Task requirements: Print the listing that follows, character for character.

Records from a collection of figures:
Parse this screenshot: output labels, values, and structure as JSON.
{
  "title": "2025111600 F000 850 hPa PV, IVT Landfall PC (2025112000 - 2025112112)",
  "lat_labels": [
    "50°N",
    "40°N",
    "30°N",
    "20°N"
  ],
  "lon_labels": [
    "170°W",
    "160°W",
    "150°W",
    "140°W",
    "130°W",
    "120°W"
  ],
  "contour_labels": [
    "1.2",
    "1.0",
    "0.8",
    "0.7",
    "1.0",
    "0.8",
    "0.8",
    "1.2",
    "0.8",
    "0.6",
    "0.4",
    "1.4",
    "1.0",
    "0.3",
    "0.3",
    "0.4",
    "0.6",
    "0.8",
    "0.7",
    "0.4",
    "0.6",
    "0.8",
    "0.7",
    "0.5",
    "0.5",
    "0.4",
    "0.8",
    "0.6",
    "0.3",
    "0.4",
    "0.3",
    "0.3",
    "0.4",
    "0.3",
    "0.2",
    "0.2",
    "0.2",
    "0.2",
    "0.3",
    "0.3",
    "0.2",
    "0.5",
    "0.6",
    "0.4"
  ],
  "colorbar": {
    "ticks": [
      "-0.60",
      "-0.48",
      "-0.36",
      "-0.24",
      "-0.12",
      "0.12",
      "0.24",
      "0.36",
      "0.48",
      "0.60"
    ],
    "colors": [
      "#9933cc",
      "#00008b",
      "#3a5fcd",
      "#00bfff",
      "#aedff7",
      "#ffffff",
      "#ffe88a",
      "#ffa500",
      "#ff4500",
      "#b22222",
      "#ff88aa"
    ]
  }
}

Solution:
Parse this screenshot: output labels, values, and structure as JSON.
{
  "title": "2025111600 F000 850 hPa PV, IVT Landfall PC (2025112000 - 2025112112)",
  "lat_labels": [
    "50°N",
    "40°N",
    "30°N",
    "20°N"
  ],
  "lon_labels": [
    "170°W",
    "160°W",
    "150°W",
    "140°W",
    "130°W",
    "120°W"
  ],
  "contour_labels": [
    "1.2",
    "1.0",
    "0.8",
    "0.7",
    "1.0",
    "0.8",
    "0.8",
    "1.2",
    "0.8",
    "0.6",
    "0.4",
    "1.4",
    "1.0",
    "0.3",
    "0.3",
    "0.4",
    "0.6",
    "0.8",
    "0.7",
    "0.4",
    "0.6",
    "0.8",
    "0.7",
    "0.5",
    "0.5",
    "0.4",
    "0.8",
    "0.6",
    "0.3",
    "0.4",
    "0.3",
    "0.3",
    "0.4",
    "0.3",
    "0.2",
    "0.2",
    "0.2",
    "0.2",
    "0.3",
    "0.3",
    "0.2",
    "0.5",
    "0.6",
    "0.4"
  ],
  "colorbar": {
    "ticks": [
      "-0.60",
      "-0.48",
      "-0.36",
      "-0.24",
      "-0.12",
      "0.12",
      "0.24",
      "0.36",
      "0.48",
      "0.60"
    ],
    "colors": [
      "#9933cc",
      "#00008b",
      "#3a5fcd",
      "#00bfff",
      "#aedff7",
      "#ffffff",
      "#ffe88a",
      "#ffa500",
      "#ff4500",
      "#b22222",
      "#ff88aa"
    ]
  }
}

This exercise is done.